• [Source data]

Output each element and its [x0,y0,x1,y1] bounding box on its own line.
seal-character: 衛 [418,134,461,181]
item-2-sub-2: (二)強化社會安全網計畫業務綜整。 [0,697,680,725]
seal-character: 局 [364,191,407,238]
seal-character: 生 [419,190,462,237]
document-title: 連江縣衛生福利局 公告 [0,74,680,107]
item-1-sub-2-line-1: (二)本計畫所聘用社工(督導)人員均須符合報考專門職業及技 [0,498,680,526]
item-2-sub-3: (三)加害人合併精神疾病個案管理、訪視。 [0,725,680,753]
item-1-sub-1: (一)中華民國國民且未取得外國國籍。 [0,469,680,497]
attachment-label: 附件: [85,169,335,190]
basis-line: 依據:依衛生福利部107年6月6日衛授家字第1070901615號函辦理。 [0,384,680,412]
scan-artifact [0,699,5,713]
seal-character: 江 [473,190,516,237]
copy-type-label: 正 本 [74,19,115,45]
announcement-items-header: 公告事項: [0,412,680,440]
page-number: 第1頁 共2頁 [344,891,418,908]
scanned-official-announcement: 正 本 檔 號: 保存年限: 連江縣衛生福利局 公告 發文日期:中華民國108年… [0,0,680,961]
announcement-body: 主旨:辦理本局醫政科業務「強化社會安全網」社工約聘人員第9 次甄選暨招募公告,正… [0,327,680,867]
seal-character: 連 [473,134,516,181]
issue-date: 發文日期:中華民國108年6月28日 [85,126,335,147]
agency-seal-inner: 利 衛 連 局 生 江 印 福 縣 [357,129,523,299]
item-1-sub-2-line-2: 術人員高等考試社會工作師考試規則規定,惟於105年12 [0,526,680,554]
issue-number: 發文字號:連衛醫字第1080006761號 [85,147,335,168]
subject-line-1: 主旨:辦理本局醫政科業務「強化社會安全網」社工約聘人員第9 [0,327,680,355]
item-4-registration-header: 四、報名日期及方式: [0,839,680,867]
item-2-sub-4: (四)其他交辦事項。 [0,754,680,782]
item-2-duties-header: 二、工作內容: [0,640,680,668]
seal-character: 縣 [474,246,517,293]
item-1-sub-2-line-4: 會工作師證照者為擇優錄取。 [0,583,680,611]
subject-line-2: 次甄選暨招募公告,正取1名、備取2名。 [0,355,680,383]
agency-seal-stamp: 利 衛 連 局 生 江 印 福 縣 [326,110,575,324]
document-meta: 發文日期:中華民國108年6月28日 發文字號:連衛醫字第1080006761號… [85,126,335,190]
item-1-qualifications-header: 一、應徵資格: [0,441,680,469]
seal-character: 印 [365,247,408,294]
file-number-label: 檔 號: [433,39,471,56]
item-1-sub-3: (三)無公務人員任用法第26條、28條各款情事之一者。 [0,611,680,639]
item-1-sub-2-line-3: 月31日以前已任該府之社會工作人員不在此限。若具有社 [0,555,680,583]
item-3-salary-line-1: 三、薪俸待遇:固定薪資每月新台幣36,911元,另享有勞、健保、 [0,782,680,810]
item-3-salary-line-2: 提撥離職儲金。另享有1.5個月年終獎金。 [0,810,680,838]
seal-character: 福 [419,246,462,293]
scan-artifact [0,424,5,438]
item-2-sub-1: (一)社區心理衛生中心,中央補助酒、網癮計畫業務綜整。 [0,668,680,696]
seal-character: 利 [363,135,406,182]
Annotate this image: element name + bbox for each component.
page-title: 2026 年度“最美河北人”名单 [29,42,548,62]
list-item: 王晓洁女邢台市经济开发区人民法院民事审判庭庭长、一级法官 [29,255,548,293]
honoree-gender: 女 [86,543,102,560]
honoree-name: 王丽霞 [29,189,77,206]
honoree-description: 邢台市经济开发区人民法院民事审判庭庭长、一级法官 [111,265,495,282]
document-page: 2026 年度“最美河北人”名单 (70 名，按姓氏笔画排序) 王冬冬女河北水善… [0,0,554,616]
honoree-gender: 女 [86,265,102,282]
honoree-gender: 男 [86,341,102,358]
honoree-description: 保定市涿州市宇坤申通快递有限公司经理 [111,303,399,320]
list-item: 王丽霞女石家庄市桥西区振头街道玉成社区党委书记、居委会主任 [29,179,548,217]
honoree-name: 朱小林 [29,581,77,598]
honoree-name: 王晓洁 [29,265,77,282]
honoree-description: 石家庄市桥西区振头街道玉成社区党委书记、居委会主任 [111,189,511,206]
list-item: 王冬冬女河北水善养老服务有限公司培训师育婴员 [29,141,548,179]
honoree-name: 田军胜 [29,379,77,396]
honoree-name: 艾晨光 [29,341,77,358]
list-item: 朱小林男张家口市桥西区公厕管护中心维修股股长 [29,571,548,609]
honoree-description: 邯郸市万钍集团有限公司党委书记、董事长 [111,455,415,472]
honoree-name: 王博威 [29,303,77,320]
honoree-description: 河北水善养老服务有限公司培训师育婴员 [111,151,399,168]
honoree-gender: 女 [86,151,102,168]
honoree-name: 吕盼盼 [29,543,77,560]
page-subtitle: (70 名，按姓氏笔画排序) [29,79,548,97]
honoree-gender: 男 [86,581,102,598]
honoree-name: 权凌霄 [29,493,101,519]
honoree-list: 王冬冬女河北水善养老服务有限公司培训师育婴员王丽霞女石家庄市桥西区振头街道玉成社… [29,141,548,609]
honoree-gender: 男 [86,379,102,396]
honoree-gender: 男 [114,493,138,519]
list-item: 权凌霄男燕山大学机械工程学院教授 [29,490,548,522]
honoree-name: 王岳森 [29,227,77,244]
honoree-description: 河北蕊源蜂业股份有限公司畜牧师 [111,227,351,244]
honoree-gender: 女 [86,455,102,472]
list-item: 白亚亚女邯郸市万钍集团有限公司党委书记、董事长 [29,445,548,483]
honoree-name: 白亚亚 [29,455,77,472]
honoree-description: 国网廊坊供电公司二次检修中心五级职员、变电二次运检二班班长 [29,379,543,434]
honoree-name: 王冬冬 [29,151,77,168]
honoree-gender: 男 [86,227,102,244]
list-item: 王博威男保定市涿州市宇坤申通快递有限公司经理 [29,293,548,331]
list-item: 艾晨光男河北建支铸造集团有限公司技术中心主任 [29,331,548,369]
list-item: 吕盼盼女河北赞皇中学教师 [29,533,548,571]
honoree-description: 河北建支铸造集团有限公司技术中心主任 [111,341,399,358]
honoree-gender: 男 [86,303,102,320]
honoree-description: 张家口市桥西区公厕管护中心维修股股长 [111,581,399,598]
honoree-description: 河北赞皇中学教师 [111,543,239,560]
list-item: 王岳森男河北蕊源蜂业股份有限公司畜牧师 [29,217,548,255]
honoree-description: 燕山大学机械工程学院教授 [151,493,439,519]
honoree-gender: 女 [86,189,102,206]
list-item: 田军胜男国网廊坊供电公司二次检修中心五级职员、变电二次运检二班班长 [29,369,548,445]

• [Exercise aim] Can you copy out, unchanged, every line from the very beginning of the material through the line containing "document-title: 連江縣衛生福利局 公告 [0,74,680,107]", with that last line included?

• [Solution to this exercise]
Output each element and its [x0,y0,x1,y1] bounding box on its own line.
seal-character: 衛 [418,134,461,181]
item-2-sub-2: (二)強化社會安全網計畫業務綜整。 [0,697,680,725]
seal-character: 局 [364,191,407,238]
seal-character: 生 [419,190,462,237]
document-title: 連江縣衛生福利局 公告 [0,74,680,107]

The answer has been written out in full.